| Data for this task |
* * * * * * *
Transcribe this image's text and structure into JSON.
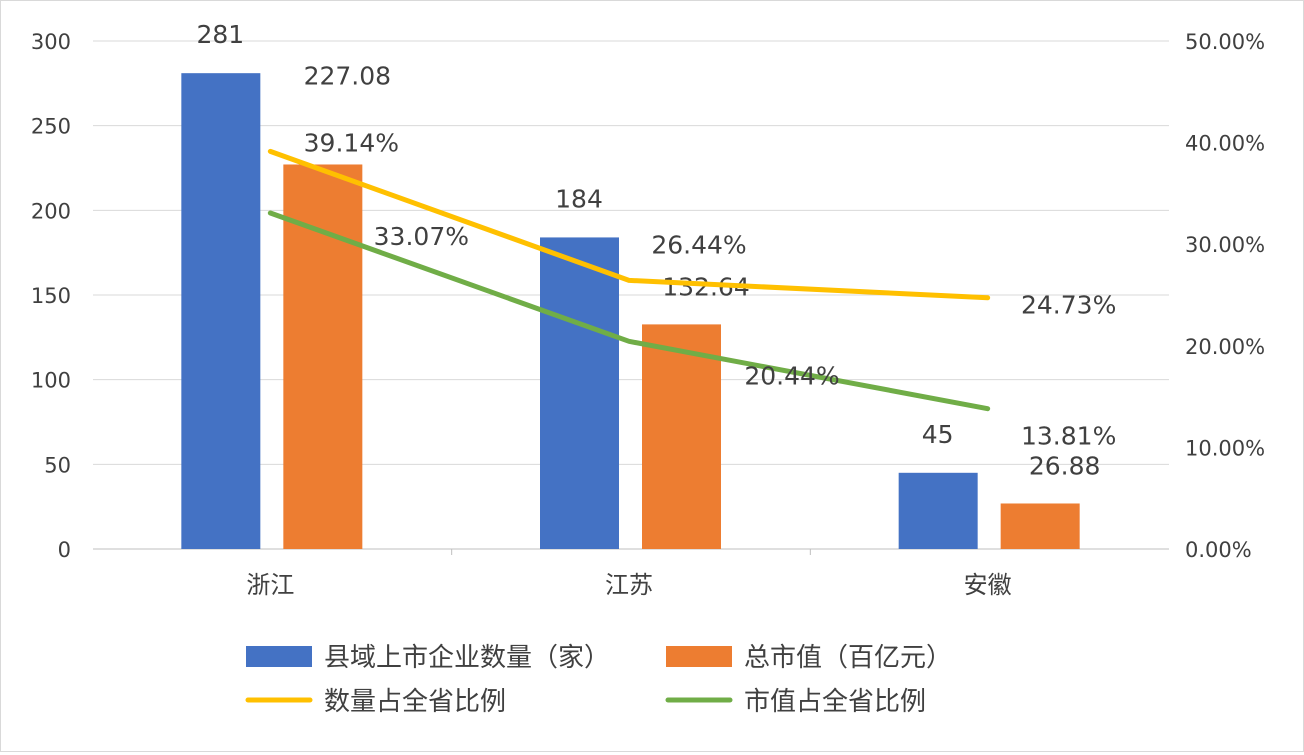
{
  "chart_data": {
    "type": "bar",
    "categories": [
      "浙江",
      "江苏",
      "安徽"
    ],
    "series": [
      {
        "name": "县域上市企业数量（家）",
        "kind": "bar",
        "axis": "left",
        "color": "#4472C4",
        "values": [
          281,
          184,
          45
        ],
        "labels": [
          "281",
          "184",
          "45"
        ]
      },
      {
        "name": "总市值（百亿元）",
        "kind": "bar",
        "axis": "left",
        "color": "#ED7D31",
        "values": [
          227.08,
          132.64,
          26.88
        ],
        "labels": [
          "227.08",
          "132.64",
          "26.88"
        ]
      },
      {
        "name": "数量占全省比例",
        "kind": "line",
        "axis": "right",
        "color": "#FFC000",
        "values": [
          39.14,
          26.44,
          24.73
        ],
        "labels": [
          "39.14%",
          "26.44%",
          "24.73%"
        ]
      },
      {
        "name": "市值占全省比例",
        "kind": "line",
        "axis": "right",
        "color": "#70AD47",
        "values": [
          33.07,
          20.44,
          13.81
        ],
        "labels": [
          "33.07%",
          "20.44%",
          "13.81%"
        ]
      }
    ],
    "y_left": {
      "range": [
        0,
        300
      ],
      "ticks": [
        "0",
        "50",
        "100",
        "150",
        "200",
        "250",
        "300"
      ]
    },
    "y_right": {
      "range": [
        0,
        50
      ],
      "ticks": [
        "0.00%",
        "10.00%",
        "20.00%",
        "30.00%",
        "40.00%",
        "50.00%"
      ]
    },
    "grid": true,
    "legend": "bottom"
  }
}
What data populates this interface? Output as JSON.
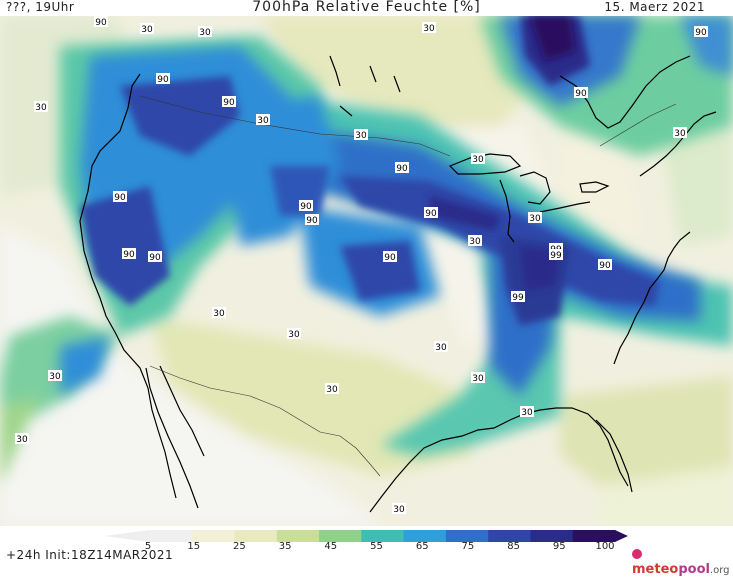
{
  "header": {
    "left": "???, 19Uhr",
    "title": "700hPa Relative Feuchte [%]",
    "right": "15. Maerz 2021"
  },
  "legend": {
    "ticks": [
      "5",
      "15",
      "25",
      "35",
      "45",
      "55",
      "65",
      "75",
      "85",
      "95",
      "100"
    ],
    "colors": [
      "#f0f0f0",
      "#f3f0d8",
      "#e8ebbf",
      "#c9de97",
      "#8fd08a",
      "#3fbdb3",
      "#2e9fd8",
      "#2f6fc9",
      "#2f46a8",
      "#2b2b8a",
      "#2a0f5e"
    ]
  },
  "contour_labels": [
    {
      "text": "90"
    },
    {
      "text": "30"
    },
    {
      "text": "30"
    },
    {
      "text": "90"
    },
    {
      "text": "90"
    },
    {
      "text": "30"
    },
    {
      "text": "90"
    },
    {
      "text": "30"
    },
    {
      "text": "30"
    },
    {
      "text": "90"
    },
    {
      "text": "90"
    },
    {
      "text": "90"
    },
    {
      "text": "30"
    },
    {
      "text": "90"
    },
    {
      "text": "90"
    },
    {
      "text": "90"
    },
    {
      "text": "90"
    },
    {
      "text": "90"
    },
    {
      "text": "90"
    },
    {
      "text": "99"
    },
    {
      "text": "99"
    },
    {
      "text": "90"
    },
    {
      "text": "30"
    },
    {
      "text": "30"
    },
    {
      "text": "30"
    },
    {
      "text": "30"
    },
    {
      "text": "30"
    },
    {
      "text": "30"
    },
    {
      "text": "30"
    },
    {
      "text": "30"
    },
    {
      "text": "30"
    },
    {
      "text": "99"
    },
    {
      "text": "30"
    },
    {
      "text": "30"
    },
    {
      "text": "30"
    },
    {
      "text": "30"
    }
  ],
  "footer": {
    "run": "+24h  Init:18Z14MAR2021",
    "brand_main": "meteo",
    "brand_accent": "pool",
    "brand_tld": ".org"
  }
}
* * * * * * *
| Given instruction |
Filter the records, keeping only lines that contain "JSON", and show those lines.

| Solution |
Transcribe this image's text and structure into JSON.
What data populates this interface? Output as JSON.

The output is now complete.